[Data excerpts]
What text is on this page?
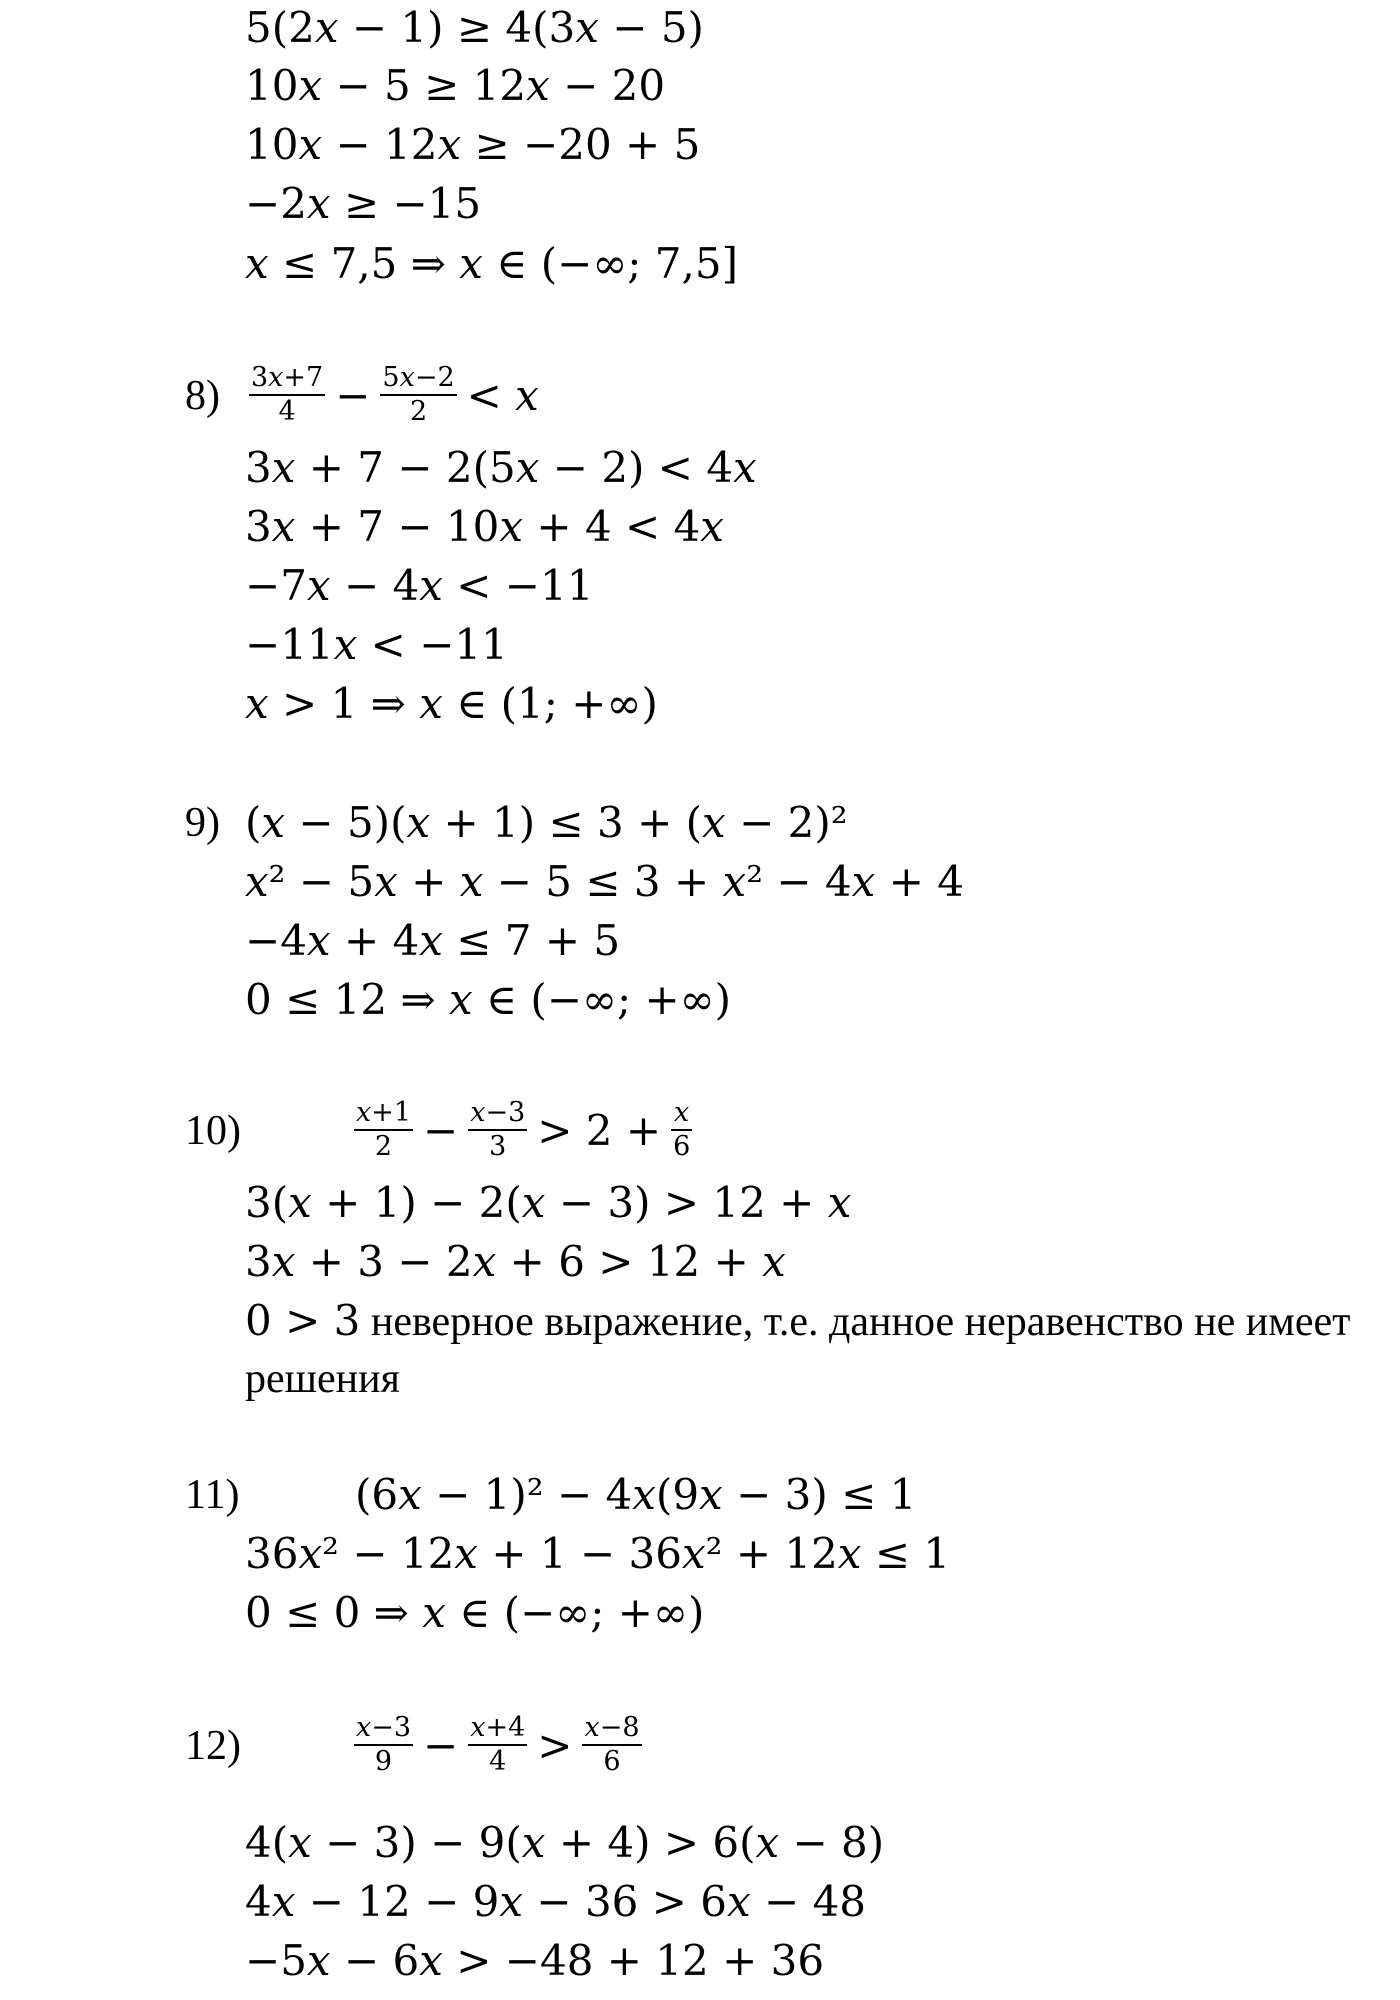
5(2𝑥 − 1) ≥ 4(3𝑥 − 5)
10𝑥 − 5 ≥ 12𝑥 − 20
10𝑥 − 12𝑥 ≥ −20 + 5
−2𝑥 ≥ −15
𝑥 ≤ 7,5 ⇒ 𝑥 ∈ (−∞; 7,5]
$8) \frac{\text{3𝑥+7}}{4} - \frac{\text{5𝑥−2}}{2}$ < 𝑥
3𝑥 + 7 − 2(5𝑥 − 2) < 4𝑥
3𝑥 + 7 − 10𝑥 + 4 < 4𝑥
−7𝑥 − 4𝑥 < −11
−11𝑥 < −11
𝑥 > 1 ⇒ 𝑥 ∈ (1; +∞)
9) (𝑥 − 5)(𝑥 + 1) ≤ 3 + (𝑥 − 2)²
𝑥² − 5𝑥 + 𝑥 − 5 ≤ 3 + 𝑥² − 4𝑥 + 4
−4𝑥 + 4𝑥 ≤ 7 + 5
0 ≤ 12 ⇒ 𝑥 ∈ (−∞; +∞)
10)	$\frac{\text{𝑥+1}}{2} - \frac{\text{𝑥−3}}{3} > 2 + \frac{\text{𝑥}}{6}$
3(𝑥 + 1) − 2(𝑥 − 3) > 12 + 𝑥
3𝑥 + 3 − 2𝑥 + 6 > 12 + 𝑥
0 > 3 неверное выражение, т.е. данное неравенство не имеет
решения
11)	(6𝑥 − 1)² − 4𝑥(9𝑥 − 3) ≤ 1
36𝑥² − 12𝑥 + 1 − 36𝑥² + 12𝑥 ≤ 1
0 ≤ 0 ⇒ 𝑥 ∈ (−∞; +∞)
12)	$\frac{\text{𝑥−3}}{9} - \frac{\text{𝑥+4}}{4} > \frac{\text{𝑥−8}}{6}$
4(𝑥 − 3) − 9(𝑥 + 4) > 6(𝑥 − 8)
4𝑥 − 12 − 9𝑥 − 36 > 6𝑥 − 48
−5𝑥 − 6𝑥 > −48 + 12 + 36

Exercise details
Determine the number of lines in the entries above where the string "frac" appears. Answer with the number alone.

Result
3